What to work on: Type every record exactly as it appears.

— start Available records —

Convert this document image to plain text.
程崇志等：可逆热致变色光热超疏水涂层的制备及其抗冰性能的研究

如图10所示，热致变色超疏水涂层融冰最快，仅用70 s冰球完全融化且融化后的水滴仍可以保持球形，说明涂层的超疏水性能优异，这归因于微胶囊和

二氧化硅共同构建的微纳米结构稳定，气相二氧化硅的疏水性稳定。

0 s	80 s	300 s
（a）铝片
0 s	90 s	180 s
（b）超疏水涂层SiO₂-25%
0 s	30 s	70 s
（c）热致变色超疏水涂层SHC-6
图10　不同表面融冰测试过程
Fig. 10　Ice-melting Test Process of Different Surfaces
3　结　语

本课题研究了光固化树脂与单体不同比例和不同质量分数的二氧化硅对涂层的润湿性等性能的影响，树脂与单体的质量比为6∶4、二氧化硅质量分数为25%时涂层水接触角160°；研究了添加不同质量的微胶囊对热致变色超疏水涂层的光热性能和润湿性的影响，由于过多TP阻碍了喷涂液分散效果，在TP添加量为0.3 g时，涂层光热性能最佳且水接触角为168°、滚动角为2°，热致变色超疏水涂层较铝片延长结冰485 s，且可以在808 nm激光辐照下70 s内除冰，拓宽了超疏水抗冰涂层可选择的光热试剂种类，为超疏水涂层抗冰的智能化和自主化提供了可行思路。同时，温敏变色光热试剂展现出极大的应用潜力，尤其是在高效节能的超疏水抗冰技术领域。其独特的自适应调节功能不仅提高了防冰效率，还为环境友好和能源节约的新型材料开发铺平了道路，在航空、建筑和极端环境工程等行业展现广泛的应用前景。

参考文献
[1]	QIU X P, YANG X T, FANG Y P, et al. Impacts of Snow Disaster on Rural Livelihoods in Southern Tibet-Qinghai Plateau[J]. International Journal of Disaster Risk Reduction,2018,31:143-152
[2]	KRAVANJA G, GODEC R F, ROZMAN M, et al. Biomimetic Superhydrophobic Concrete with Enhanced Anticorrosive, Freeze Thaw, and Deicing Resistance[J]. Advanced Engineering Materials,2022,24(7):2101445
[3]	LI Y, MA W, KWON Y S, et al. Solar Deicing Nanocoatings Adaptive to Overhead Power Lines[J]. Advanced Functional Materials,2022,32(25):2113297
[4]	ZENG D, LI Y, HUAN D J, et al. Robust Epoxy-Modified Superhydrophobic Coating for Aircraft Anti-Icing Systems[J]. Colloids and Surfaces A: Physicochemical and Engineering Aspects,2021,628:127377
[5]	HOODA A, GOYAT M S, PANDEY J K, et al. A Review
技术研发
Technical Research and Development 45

— end Available records —

Final result:
Convert this document image to plain text.
程崇志等：可逆热致变色光热超疏水涂层的制备及其抗冰性能的研究

如图10所示，热致变色超疏水涂层融冰最快，仅用70 s冰球完全融化且融化后的水滴仍可以保持球形，说明涂层的超疏水性能优异，这归因于微胶囊和

二氧化硅共同构建的微纳米结构稳定，气相二氧化硅的疏水性稳定。

0 s	80 s	300 s
（a）铝片
0 s	90 s	180 s
（b）超疏水涂层SiO₂-25%
0 s	30 s	70 s
（c）热致变色超疏水涂层SHC-6
图10　不同表面融冰测试过程
Fig. 10　Ice-melting Test Process of Different Surfaces
3　结　语

本课题研究了光固化树脂与单体不同比例和不同质量分数的二氧化硅对涂层的润湿性等性能的影响，树脂与单体的质量比为6∶4、二氧化硅质量分数为25%时涂层水接触角160°；研究了添加不同质量的微胶囊对热致变色超疏水涂层的光热性能和润湿性的影响，由于过多TP阻碍了喷涂液分散效果，在TP添加量为0.3 g时，涂层光热性能最佳且水接触角为168°、滚动角为2°，热致变色超疏水涂层较铝片延长结冰485 s，且可以在808 nm激光辐照下70 s内除冰，拓宽了超疏水抗冰涂层可选择的光热试剂种类，为超疏水涂层抗冰的智能化和自主化提供了可行思路。同时，温敏变色光热试剂展现出极大的应用潜力，尤其是在高效节能的超疏水抗冰技术领域。其独特的自适应调节功能不仅提高了防冰效率，还为环境友好和能源节约的新型材料开发铺平了道路，在航空、建筑和极端环境工程等行业展现广泛的应用前景。

参考文献
[1]	QIU X P, YANG X T, FANG Y P, et al. Impacts of Snow Disaster on Rural Livelihoods in Southern Tibet-Qinghai Plateau[J]. International Journal of Disaster Risk Reduction,2018,31:143-152
[2]	KRAVANJA G, GODEC R F, ROZMAN M, et al. Biomimetic Superhydrophobic Concrete with Enhanced Anticorrosive, Freeze Thaw, and Deicing Resistance[J]. Advanced Engineering Materials,2022,24(7):2101445
[3]	LI Y, MA W, KWON Y S, et al. Solar Deicing Nanocoatings Adaptive to Overhead Power Lines[J]. Advanced Functional Materials,2022,32(25):2113297
[4]	ZENG D, LI Y, HUAN D J, et al. Robust Epoxy-Modified Superhydrophobic Coating for Aircraft Anti-Icing Systems[J]. Colloids and Surfaces A: Physicochemical and Engineering Aspects,2021,628:127377
[5]	HOODA A, GOYAT M S, PANDEY J K, et al. A Review
技术研发
Technical Research and Development 45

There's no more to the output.